◆ AIM OF THE TASK
Below is a set of records; print all of them exactly as written.

## begin AVAILABLE RECORDS

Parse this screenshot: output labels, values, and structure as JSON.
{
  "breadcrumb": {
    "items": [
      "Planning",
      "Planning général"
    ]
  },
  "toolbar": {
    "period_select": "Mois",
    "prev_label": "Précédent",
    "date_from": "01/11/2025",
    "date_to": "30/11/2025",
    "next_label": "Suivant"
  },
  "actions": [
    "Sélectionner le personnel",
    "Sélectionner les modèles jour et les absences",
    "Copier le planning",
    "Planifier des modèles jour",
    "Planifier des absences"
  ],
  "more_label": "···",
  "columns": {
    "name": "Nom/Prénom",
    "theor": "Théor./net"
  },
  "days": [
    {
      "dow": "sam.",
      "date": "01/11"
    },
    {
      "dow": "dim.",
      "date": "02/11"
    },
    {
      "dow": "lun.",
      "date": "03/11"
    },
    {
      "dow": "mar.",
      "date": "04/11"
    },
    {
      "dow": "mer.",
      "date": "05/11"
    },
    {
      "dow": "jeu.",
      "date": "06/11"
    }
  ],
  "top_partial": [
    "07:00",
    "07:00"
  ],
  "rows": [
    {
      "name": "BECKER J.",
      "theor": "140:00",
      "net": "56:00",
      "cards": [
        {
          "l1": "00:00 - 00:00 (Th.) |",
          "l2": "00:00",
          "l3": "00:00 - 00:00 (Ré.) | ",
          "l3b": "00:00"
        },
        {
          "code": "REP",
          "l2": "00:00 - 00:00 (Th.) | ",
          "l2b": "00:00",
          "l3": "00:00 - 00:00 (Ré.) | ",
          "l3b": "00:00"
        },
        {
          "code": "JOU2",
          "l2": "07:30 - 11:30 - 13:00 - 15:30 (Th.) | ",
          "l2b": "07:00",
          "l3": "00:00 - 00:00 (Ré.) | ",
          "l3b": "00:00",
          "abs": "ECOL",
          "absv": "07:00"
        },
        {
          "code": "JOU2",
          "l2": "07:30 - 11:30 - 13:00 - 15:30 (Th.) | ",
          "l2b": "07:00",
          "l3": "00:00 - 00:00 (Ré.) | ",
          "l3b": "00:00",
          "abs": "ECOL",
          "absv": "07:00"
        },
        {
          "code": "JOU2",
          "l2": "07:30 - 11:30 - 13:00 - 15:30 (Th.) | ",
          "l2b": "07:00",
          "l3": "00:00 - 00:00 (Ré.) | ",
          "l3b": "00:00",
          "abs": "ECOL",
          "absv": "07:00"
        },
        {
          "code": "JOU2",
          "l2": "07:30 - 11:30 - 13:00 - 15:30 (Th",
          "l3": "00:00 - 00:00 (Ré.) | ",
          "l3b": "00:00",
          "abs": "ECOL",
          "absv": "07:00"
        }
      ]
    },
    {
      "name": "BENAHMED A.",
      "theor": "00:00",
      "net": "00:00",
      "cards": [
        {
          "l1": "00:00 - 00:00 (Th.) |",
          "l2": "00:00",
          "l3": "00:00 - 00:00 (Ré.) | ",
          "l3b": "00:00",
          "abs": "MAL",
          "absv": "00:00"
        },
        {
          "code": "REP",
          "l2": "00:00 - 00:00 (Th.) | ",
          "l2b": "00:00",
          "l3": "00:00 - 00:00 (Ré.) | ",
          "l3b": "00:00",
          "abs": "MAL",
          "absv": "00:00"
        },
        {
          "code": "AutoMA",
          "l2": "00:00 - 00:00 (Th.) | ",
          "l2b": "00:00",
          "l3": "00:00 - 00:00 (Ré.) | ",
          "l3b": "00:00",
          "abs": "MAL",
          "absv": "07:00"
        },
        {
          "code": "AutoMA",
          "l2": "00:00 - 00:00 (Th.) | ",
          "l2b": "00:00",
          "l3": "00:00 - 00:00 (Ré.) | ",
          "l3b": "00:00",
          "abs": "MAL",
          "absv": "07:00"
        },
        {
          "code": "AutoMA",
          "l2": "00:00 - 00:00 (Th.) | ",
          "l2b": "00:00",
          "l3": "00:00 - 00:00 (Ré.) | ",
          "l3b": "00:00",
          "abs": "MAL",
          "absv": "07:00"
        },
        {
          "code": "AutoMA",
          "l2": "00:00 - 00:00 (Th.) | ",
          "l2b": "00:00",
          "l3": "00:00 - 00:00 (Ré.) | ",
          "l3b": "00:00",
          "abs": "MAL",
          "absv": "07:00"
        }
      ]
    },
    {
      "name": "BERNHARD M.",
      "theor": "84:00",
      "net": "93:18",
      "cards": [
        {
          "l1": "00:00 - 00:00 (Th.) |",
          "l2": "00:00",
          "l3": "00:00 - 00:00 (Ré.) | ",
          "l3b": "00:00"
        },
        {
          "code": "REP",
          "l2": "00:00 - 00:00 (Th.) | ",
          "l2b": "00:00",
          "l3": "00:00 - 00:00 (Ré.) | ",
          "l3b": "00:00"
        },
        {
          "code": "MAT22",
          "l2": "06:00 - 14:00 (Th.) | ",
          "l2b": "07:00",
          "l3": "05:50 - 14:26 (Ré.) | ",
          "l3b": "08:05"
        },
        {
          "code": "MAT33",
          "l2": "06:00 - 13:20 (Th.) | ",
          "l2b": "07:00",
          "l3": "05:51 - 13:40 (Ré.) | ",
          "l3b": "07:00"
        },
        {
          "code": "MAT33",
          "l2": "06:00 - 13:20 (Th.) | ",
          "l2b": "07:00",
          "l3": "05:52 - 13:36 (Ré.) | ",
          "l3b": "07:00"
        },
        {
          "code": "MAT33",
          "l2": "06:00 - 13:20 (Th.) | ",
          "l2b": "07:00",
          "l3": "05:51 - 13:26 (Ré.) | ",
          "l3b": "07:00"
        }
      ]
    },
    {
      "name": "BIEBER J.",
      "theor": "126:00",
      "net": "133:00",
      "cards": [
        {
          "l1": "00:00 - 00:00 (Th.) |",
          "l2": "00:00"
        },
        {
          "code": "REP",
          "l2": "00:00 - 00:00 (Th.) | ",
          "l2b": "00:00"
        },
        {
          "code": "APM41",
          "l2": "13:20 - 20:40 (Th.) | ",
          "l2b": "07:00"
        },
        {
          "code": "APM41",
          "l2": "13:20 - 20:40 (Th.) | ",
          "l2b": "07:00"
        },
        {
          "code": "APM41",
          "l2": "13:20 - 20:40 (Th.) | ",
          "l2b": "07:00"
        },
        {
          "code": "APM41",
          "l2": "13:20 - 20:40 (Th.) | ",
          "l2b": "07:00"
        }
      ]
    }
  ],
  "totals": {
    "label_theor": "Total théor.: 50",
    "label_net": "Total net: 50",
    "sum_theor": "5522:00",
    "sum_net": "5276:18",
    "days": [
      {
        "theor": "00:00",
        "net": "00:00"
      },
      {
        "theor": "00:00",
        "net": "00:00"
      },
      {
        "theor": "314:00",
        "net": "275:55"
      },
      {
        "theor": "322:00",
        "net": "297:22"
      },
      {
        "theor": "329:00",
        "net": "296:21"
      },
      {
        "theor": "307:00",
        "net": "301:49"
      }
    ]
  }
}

## end AVAILABLE RECORDS

◆ OUTPUT FOR THIS EXERCISE
Parse this screenshot: output labels, values, and structure as JSON.
{
  "breadcrumb": {
    "items": [
      "Planning",
      "Planning général"
    ]
  },
  "toolbar": {
    "period_select": "Mois",
    "prev_label": "Précédent",
    "date_from": "01/11/2025",
    "date_to": "30/11/2025",
    "next_label": "Suivant"
  },
  "actions": [
    "Sélectionner le personnel",
    "Sélectionner les modèles jour et les absences",
    "Copier le planning",
    "Planifier des modèles jour",
    "Planifier des absences"
  ],
  "more_label": "···",
  "columns": {
    "name": "Nom/Prénom",
    "theor": "Théor./net"
  },
  "days": [
    {
      "dow": "sam.",
      "date": "01/11"
    },
    {
      "dow": "dim.",
      "date": "02/11"
    },
    {
      "dow": "lun.",
      "date": "03/11"
    },
    {
      "dow": "mar.",
      "date": "04/11"
    },
    {
      "dow": "mer.",
      "date": "05/11"
    },
    {
      "dow": "jeu.",
      "date": "06/11"
    }
  ],
  "top_partial": [
    "07:00",
    "07:00"
  ],
  "rows": [
    {
      "name": "BECKER J.",
      "theor": "140:00",
      "net": "56:00",
      "cards": [
        {
          "l1": "00:00 - 00:00 (Th.) |",
          "l2": "00:00",
          "l3": "00:00 - 00:00 (Ré.) | ",
          "l3b": "00:00"
        },
        {
          "code": "REP",
          "l2": "00:00 - 00:00 (Th.) | ",
          "l2b": "00:00",
          "l3": "00:00 - 00:00 (Ré.) | ",
          "l3b": "00:00"
        },
        {
          "code": "JOU2",
          "l2": "07:30 - 11:30 - 13:00 - 15:30 (Th.) | ",
          "l2b": "07:00",
          "l3": "00:00 - 00:00 (Ré.) | ",
          "l3b": "00:00",
          "abs": "ECOL",
          "absv": "07:00"
        },
        {
          "code": "JOU2",
          "l2": "07:30 - 11:30 - 13:00 - 15:30 (Th.) | ",
          "l2b": "07:00",
          "l3": "00:00 - 00:00 (Ré.) | ",
          "l3b": "00:00",
          "abs": "ECOL",
          "absv": "07:00"
        },
        {
          "code": "JOU2",
          "l2": "07:30 - 11:30 - 13:00 - 15:30 (Th.) | ",
          "l2b": "07:00",
          "l3": "00:00 - 00:00 (Ré.) | ",
          "l3b": "00:00",
          "abs": "ECOL",
          "absv": "07:00"
        },
        {
          "code": "JOU2",
          "l2": "07:30 - 11:30 - 13:00 - 15:30 (Th",
          "l3": "00:00 - 00:00 (Ré.) | ",
          "l3b": "00:00",
          "abs": "ECOL",
          "absv": "07:00"
        }
      ]
    },
    {
      "name": "BENAHMED A.",
      "theor": "00:00",
      "net": "00:00",
      "cards": [
        {
          "l1": "00:00 - 00:00 (Th.) |",
          "l2": "00:00",
          "l3": "00:00 - 00:00 (Ré.) | ",
          "l3b": "00:00",
          "abs": "MAL",
          "absv": "00:00"
        },
        {
          "code": "REP",
          "l2": "00:00 - 00:00 (Th.) | ",
          "l2b": "00:00",
          "l3": "00:00 - 00:00 (Ré.) | ",
          "l3b": "00:00",
          "abs": "MAL",
          "absv": "00:00"
        },
        {
          "code": "AutoMA",
          "l2": "00:00 - 00:00 (Th.) | ",
          "l2b": "00:00",
          "l3": "00:00 - 00:00 (Ré.) | ",
          "l3b": "00:00",
          "abs": "MAL",
          "absv": "07:00"
        },
        {
          "code": "AutoMA",
          "l2": "00:00 - 00:00 (Th.) | ",
          "l2b": "00:00",
          "l3": "00:00 - 00:00 (Ré.) | ",
          "l3b": "00:00",
          "abs": "MAL",
          "absv": "07:00"
        },
        {
          "code": "AutoMA",
          "l2": "00:00 - 00:00 (Th.) | ",
          "l2b": "00:00",
          "l3": "00:00 - 00:00 (Ré.) | ",
          "l3b": "00:00",
          "abs": "MAL",
          "absv": "07:00"
        },
        {
          "code": "AutoMA",
          "l2": "00:00 - 00:00 (Th.) | ",
          "l2b": "00:00",
          "l3": "00:00 - 00:00 (Ré.) | ",
          "l3b": "00:00",
          "abs": "MAL",
          "absv": "07:00"
        }
      ]
    },
    {
      "name": "BERNHARD M.",
      "theor": "84:00",
      "net": "93:18",
      "cards": [
        {
          "l1": "00:00 - 00:00 (Th.) |",
          "l2": "00:00",
          "l3": "00:00 - 00:00 (Ré.) | ",
          "l3b": "00:00"
        },
        {
          "code": "REP",
          "l2": "00:00 - 00:00 (Th.) | ",
          "l2b": "00:00",
          "l3": "00:00 - 00:00 (Ré.) | ",
          "l3b": "00:00"
        },
        {
          "code": "MAT22",
          "l2": "06:00 - 14:00 (Th.) | ",
          "l2b": "07:00",
          "l3": "05:50 - 14:26 (Ré.) | ",
          "l3b": "08:05"
        },
        {
          "code": "MAT33",
          "l2": "06:00 - 13:20 (Th.) | ",
          "l2b": "07:00",
          "l3": "05:51 - 13:40 (Ré.) | ",
          "l3b": "07:00"
        },
        {
          "code": "MAT33",
          "l2": "06:00 - 13:20 (Th.) | ",
          "l2b": "07:00",
          "l3": "05:52 - 13:36 (Ré.) | ",
          "l3b": "07:00"
        },
        {
          "code": "MAT33",
          "l2": "06:00 - 13:20 (Th.) | ",
          "l2b": "07:00",
          "l3": "05:51 - 13:26 (Ré.) | ",
          "l3b": "07:00"
        }
      ]
    },
    {
      "name": "BIEBER J.",
      "theor": "126:00",
      "net": "133:00",
      "cards": [
        {
          "l1": "00:00 - 00:00 (Th.) |",
          "l2": "00:00"
        },
        {
          "code": "REP",
          "l2": "00:00 - 00:00 (Th.) | ",
          "l2b": "00:00"
        },
        {
          "code": "APM41",
          "l2": "13:20 - 20:40 (Th.) | ",
          "l2b": "07:00"
        },
        {
          "code": "APM41",
          "l2": "13:20 - 20:40 (Th.) | ",
          "l2b": "07:00"
        },
        {
          "code": "APM41",
          "l2": "13:20 - 20:40 (Th.) | ",
          "l2b": "07:00"
        },
        {
          "code": "APM41",
          "l2": "13:20 - 20:40 (Th.) | ",
          "l2b": "07:00"
        }
      ]
    }
  ],
  "totals": {
    "label_theor": "Total théor.: 50",
    "label_net": "Total net: 50",
    "sum_theor": "5522:00",
    "sum_net": "5276:18",
    "days": [
      {
        "theor": "00:00",
        "net": "00:00"
      },
      {
        "theor": "00:00",
        "net": "00:00"
      },
      {
        "theor": "314:00",
        "net": "275:55"
      },
      {
        "theor": "322:00",
        "net": "297:22"
      },
      {
        "theor": "329:00",
        "net": "296:21"
      },
      {
        "theor": "307:00",
        "net": "301:49"
      }
    ]
  }
}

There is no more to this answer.